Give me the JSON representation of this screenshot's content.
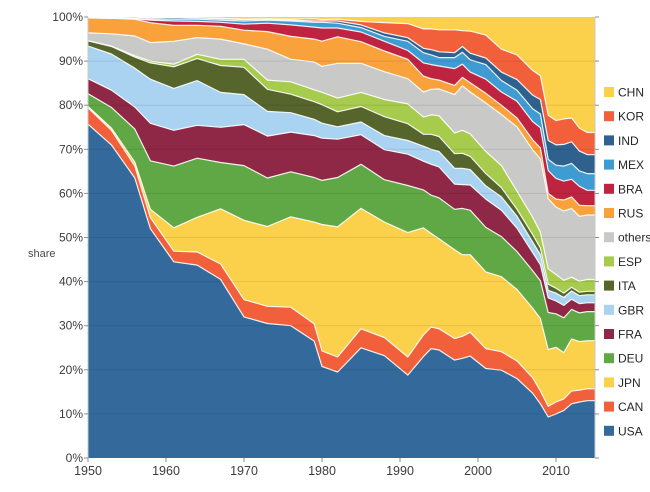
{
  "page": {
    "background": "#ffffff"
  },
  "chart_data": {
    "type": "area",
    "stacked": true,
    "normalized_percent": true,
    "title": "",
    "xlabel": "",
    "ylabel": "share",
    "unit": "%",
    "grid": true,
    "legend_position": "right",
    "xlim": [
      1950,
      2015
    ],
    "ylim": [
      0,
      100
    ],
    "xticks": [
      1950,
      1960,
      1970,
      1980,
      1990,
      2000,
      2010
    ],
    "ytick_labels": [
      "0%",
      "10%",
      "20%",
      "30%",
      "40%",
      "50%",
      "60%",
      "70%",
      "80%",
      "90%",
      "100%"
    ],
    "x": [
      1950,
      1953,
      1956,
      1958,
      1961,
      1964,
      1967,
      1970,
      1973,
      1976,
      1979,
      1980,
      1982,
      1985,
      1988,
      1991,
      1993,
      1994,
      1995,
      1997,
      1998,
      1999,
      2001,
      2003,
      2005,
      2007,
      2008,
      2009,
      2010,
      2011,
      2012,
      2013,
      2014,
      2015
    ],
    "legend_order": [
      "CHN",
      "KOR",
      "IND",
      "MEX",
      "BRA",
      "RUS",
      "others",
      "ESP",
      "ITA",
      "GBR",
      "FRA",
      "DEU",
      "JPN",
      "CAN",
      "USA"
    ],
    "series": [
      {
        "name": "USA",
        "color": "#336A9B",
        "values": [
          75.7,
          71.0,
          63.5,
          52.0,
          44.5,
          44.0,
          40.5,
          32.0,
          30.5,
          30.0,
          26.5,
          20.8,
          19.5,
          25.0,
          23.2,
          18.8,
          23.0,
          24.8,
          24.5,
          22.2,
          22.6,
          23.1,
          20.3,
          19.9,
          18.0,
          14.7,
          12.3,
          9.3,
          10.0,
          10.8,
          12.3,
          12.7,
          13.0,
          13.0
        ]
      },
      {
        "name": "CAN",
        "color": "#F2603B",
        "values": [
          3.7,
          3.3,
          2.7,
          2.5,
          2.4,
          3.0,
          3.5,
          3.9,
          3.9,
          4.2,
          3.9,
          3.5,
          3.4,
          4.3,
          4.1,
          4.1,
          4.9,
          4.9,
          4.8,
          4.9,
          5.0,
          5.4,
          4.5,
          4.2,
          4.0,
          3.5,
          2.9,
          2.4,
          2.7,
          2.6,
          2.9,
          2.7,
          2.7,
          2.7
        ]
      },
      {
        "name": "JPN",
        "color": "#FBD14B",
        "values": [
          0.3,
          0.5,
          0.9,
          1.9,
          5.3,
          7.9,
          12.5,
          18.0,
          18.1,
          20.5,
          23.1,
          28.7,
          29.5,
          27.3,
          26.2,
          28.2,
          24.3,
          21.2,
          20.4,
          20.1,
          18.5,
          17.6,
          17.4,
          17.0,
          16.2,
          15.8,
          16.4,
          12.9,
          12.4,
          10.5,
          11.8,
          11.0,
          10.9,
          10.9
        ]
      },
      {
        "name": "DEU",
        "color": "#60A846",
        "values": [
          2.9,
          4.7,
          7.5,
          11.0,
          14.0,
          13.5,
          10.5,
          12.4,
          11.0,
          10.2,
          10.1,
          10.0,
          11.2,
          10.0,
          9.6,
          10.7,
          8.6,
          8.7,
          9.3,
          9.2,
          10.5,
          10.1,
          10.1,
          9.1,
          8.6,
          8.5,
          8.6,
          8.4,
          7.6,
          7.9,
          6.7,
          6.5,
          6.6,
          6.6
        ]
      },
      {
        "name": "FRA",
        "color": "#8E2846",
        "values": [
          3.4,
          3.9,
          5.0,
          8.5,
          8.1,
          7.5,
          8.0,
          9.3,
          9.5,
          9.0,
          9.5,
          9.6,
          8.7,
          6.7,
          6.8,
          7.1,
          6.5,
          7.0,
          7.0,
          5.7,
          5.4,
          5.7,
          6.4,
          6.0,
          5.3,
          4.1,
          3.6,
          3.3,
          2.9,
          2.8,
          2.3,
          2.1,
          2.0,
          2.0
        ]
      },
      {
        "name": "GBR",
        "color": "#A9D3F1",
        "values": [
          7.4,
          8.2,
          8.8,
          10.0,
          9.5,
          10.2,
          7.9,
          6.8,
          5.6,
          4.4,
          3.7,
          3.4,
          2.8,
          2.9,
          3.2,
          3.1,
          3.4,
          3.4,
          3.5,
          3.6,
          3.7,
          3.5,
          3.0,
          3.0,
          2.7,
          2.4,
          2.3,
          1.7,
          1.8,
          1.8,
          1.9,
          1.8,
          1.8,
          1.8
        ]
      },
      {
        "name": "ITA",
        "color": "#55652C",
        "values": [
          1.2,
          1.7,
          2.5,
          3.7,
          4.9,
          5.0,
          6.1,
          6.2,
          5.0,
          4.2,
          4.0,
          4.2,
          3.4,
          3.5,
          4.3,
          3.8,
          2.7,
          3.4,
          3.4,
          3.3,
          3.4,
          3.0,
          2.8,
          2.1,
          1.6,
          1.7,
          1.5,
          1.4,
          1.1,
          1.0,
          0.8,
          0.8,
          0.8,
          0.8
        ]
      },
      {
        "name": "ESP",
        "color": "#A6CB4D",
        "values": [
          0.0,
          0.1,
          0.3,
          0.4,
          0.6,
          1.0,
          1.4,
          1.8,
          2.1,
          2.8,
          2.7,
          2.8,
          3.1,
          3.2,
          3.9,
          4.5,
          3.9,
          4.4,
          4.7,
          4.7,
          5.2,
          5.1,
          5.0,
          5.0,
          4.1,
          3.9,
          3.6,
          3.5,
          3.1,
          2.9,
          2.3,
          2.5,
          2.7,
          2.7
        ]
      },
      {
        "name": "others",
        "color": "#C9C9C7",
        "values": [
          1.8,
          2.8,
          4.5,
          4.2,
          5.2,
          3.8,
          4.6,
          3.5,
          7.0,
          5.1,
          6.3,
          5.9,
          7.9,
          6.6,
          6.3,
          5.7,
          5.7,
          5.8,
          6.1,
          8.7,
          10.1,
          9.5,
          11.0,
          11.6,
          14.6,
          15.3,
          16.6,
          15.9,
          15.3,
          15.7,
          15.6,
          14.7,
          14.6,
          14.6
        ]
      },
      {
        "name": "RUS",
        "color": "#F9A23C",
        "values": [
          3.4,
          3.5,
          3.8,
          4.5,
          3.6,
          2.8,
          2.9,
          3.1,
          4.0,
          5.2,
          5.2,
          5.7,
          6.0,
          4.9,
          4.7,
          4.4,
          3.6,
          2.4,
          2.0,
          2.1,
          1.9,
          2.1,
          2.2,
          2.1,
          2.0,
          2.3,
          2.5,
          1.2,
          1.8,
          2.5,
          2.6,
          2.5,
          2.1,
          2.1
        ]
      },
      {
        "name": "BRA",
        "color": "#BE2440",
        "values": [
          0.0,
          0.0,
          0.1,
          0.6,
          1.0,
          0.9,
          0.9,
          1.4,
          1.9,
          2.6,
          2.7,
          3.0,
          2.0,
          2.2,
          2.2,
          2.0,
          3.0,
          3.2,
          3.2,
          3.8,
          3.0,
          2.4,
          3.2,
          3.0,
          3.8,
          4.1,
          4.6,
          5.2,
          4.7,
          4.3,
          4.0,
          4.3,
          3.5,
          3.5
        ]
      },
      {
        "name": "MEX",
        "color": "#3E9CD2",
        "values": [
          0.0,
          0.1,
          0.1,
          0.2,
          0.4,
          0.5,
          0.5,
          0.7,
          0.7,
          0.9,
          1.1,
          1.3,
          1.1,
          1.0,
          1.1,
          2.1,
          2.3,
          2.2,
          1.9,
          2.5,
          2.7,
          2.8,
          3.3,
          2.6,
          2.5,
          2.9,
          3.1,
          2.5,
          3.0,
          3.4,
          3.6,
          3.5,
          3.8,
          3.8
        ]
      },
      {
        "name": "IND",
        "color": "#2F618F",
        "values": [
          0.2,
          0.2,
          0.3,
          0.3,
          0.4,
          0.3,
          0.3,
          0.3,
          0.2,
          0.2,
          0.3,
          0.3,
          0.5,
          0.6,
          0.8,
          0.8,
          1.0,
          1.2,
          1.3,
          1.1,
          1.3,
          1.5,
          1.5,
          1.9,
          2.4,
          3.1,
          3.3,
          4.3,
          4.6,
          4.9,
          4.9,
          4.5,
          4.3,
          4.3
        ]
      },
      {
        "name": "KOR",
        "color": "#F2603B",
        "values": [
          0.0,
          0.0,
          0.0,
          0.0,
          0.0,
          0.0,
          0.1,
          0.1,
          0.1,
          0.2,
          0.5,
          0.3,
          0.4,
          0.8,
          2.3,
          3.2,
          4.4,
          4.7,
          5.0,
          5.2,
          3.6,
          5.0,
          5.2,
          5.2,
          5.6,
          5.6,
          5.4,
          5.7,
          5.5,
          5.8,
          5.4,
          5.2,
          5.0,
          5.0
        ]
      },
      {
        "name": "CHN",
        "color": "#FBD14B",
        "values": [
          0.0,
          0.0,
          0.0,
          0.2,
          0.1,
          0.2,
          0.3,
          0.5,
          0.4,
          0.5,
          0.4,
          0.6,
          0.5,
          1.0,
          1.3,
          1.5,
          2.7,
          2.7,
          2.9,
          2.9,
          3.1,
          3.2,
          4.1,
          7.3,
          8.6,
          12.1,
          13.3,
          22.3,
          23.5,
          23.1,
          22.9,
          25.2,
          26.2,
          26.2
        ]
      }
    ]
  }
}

==*==

Look through the records and gather every line containing "true".

* SOLUTION TO THIS PROBLEM *
    "stacked": true,
    "normalized_percent": true,
    "grid": true,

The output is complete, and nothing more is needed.